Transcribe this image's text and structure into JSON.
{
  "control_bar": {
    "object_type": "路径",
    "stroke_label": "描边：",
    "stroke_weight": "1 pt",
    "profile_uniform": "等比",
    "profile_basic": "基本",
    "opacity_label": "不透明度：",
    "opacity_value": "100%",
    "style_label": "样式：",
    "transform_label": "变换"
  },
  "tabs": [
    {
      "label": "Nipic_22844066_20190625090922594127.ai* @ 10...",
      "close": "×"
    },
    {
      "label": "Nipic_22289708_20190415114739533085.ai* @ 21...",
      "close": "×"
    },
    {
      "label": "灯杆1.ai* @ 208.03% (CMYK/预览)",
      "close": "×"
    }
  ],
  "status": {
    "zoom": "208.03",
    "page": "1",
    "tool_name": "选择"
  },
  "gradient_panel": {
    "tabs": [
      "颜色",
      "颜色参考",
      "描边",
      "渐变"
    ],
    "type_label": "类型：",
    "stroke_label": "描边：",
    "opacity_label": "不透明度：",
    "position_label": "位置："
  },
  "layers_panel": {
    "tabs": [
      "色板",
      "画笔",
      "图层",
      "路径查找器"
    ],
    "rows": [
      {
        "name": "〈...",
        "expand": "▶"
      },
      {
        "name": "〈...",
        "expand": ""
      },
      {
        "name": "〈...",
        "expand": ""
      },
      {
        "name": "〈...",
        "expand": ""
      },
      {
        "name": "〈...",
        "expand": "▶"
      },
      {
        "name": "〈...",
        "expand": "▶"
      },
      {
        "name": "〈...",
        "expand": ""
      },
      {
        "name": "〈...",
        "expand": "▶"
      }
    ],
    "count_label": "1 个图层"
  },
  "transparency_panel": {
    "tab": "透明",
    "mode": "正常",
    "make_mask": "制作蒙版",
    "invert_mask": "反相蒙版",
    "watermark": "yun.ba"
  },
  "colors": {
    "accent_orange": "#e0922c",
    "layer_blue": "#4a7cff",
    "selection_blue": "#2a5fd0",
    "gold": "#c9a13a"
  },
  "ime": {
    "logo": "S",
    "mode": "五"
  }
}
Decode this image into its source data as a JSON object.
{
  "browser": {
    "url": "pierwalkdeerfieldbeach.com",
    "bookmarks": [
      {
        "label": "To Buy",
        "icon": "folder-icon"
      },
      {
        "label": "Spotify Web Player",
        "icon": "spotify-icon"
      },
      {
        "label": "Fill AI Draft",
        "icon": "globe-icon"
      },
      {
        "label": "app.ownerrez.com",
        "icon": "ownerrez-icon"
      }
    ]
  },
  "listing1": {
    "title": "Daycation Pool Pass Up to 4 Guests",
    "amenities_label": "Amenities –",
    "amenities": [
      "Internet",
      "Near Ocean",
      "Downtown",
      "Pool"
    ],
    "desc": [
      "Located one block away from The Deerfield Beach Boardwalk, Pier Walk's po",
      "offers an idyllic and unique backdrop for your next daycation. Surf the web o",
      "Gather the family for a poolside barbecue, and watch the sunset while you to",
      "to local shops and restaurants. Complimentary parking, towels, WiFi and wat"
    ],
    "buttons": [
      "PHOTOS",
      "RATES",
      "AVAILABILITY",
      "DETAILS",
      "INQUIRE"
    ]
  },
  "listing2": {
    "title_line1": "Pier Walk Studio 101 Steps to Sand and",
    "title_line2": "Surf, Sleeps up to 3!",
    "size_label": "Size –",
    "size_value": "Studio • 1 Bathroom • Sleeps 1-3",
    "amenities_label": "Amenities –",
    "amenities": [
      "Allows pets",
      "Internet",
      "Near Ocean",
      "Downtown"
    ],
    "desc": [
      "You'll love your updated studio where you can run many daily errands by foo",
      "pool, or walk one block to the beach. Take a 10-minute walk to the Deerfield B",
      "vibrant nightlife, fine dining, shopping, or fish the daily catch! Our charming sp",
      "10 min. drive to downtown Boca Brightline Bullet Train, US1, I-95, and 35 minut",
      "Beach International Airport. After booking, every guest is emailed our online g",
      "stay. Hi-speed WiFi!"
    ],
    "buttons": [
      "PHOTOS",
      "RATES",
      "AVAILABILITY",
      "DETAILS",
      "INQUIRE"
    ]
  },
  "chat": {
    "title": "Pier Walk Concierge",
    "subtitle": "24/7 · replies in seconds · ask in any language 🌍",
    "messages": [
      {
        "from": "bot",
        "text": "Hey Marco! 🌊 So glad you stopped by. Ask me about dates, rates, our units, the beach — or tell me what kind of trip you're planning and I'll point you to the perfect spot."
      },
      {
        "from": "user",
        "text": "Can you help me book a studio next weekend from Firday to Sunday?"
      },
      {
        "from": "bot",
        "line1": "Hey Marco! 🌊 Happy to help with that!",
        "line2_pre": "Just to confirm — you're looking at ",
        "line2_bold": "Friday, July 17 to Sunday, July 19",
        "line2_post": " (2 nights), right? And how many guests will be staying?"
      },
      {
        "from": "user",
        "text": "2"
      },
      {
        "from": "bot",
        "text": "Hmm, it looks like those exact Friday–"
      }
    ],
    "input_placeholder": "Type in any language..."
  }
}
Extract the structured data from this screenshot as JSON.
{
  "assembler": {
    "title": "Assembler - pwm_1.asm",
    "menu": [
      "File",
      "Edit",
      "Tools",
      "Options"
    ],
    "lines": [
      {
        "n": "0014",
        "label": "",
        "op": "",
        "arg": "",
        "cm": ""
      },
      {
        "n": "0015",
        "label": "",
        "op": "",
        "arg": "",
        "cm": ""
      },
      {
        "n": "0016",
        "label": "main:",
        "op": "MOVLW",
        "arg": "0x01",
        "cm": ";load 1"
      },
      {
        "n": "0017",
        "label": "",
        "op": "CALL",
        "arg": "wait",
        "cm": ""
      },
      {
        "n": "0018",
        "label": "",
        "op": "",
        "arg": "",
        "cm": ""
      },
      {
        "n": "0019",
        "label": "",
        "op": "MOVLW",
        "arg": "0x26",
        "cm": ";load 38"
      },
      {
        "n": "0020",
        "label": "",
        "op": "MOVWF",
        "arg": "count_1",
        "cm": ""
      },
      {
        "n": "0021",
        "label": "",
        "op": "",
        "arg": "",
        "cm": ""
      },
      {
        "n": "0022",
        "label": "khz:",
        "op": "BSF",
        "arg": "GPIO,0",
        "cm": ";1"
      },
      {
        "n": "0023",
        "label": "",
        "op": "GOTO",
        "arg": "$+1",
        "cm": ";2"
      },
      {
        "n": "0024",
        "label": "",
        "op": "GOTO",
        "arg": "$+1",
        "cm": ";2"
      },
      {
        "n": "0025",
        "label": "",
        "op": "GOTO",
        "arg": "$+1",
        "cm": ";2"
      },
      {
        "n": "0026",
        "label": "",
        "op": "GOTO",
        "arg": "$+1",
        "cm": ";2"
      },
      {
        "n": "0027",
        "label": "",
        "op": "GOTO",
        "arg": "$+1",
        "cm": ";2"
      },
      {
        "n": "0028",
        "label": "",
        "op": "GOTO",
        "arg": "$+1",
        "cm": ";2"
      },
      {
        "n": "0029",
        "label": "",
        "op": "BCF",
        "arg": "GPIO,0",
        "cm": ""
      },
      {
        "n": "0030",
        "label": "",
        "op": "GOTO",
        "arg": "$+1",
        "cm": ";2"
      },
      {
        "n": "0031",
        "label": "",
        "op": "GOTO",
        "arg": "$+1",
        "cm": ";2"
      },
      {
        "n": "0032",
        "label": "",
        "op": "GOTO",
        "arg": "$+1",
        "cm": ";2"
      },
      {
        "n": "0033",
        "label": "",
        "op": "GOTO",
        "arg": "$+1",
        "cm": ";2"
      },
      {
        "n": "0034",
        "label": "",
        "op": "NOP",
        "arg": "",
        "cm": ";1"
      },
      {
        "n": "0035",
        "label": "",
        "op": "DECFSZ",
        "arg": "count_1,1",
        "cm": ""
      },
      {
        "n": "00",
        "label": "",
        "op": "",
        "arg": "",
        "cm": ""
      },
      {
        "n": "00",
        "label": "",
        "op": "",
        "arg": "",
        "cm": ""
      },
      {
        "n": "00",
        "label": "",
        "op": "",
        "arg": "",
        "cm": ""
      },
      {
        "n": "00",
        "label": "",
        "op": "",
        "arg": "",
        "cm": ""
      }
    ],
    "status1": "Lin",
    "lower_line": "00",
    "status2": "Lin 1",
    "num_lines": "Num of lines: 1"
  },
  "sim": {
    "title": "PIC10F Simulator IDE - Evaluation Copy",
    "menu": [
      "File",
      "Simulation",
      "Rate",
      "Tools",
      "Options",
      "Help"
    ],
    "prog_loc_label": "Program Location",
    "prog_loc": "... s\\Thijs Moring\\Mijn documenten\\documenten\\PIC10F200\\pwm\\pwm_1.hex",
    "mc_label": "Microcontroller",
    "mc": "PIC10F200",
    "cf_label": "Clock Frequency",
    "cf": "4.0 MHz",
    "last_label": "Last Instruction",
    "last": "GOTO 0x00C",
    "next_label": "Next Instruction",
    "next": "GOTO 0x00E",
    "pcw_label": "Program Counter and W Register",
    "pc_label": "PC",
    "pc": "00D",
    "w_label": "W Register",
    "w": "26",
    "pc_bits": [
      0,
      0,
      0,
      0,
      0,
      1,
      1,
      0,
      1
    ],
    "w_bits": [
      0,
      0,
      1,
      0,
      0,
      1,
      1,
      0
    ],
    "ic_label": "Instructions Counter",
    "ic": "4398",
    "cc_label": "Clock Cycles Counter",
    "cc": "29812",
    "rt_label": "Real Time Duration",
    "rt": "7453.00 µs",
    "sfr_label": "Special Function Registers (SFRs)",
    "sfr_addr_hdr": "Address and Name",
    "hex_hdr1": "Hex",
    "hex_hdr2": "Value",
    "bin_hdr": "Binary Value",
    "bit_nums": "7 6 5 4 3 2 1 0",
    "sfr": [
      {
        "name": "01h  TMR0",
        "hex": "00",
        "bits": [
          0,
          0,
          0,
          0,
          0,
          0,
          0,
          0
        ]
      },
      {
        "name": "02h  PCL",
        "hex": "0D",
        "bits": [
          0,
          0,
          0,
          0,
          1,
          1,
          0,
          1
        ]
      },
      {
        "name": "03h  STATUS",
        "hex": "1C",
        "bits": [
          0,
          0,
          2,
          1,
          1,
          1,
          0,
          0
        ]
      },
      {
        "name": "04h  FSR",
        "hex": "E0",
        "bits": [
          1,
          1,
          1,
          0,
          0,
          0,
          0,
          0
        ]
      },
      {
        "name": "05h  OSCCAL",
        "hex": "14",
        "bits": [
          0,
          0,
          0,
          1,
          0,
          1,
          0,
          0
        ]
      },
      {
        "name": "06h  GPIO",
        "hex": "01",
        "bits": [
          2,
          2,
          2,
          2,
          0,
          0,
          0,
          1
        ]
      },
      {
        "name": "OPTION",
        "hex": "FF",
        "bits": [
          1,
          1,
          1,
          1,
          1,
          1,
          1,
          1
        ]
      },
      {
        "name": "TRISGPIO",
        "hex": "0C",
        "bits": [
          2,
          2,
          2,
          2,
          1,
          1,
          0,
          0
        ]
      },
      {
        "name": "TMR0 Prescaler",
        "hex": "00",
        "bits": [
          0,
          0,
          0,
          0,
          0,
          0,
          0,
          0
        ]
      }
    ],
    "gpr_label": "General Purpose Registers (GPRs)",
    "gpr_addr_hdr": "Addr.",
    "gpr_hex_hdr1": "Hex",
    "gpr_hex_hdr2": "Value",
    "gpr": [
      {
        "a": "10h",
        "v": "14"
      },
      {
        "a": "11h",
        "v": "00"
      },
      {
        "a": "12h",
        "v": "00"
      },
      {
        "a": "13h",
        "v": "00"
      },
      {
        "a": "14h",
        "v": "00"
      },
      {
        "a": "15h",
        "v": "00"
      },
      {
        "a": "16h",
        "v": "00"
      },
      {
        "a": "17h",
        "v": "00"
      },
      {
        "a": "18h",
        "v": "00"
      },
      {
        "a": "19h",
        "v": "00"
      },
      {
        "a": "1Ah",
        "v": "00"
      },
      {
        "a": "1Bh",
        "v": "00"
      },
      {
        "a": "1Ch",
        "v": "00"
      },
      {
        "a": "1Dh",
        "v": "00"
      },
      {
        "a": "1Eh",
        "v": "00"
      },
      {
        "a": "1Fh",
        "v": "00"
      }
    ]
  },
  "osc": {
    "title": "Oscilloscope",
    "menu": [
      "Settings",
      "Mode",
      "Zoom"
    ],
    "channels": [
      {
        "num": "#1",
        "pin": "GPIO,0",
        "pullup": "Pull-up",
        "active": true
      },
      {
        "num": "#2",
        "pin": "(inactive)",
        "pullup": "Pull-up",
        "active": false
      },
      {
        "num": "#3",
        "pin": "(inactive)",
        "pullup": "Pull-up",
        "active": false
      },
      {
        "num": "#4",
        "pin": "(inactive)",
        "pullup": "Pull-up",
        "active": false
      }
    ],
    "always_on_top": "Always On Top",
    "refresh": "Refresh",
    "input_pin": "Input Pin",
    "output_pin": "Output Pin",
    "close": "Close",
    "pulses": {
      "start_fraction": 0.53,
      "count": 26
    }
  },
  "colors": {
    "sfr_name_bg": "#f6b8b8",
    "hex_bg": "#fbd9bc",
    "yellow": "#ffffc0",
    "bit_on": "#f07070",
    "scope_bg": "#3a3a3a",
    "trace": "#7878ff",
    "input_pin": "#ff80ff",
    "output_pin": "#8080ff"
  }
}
^^^^^^^^
● **Exercise aim**
Select all lines in the listing that include the word "block".

● **Solution for this task**
      "Located one block away from The Deerfield Beach Boardwalk, Pier Walk's po",
      "pool, or walk one block to the beach. Take a 10-minute walk to the Deerfield B",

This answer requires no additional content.